Exercise directions: Could you copy every line of the data that contains the word "policies"?
┌──
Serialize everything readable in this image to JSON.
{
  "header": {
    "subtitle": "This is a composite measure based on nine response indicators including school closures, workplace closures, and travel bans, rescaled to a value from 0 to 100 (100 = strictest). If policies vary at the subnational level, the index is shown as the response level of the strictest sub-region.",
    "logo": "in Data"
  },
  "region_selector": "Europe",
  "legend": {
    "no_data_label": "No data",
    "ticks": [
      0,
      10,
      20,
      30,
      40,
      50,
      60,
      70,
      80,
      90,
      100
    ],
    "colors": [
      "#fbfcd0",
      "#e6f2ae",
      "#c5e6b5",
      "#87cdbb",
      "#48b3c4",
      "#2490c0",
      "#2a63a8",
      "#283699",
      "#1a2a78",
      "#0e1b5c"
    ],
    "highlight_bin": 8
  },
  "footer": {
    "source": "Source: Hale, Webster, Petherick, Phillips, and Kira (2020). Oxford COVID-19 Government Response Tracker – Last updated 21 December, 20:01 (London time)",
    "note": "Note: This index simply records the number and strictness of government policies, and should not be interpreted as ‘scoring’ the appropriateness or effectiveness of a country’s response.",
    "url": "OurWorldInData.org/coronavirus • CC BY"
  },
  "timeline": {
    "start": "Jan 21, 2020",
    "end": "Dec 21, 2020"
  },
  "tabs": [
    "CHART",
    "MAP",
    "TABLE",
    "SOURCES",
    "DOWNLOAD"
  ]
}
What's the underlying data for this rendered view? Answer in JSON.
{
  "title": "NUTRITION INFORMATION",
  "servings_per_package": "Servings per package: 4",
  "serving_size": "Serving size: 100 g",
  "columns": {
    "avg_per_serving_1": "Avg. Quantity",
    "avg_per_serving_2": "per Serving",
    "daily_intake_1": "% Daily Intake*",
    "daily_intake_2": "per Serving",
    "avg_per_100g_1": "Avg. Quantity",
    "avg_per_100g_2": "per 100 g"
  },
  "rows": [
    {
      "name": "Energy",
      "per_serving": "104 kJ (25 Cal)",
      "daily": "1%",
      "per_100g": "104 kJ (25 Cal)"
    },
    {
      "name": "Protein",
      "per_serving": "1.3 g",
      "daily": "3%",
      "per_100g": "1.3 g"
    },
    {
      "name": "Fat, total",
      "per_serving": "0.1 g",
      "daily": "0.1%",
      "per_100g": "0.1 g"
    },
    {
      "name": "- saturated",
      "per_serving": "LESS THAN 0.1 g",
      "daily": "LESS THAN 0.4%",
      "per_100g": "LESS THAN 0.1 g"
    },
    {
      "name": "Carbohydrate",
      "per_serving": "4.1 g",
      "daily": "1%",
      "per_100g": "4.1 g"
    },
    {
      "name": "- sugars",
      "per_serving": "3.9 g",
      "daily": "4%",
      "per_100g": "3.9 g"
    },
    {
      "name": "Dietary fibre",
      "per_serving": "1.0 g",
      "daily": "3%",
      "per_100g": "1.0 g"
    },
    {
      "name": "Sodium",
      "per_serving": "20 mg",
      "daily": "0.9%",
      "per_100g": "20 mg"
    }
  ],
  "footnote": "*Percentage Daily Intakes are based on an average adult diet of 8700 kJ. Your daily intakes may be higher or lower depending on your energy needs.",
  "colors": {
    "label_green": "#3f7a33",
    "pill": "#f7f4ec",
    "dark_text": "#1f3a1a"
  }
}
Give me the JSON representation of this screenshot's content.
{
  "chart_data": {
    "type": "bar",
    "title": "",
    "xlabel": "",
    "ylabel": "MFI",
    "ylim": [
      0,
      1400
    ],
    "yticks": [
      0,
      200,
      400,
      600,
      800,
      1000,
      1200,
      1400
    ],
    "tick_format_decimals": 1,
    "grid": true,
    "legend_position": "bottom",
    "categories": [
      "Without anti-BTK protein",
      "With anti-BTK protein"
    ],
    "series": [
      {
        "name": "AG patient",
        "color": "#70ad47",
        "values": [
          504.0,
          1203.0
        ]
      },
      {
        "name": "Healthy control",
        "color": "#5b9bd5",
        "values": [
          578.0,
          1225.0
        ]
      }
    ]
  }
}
└──
Answer to this task:
    "subtitle": "This is a composite measure based on nine response indicators including school closures, workplace closures, and travel bans, rescaled to a value from 0 to 100 (100 = strictest). If policies vary at the subnational level, the index is shown as the response level of the strictest sub-region.",
    "note": "Note: This index simply records the number and strictness of government policies, and should not be interpreted as ‘scoring’ the appropriateness or effectiveness of a country’s response.",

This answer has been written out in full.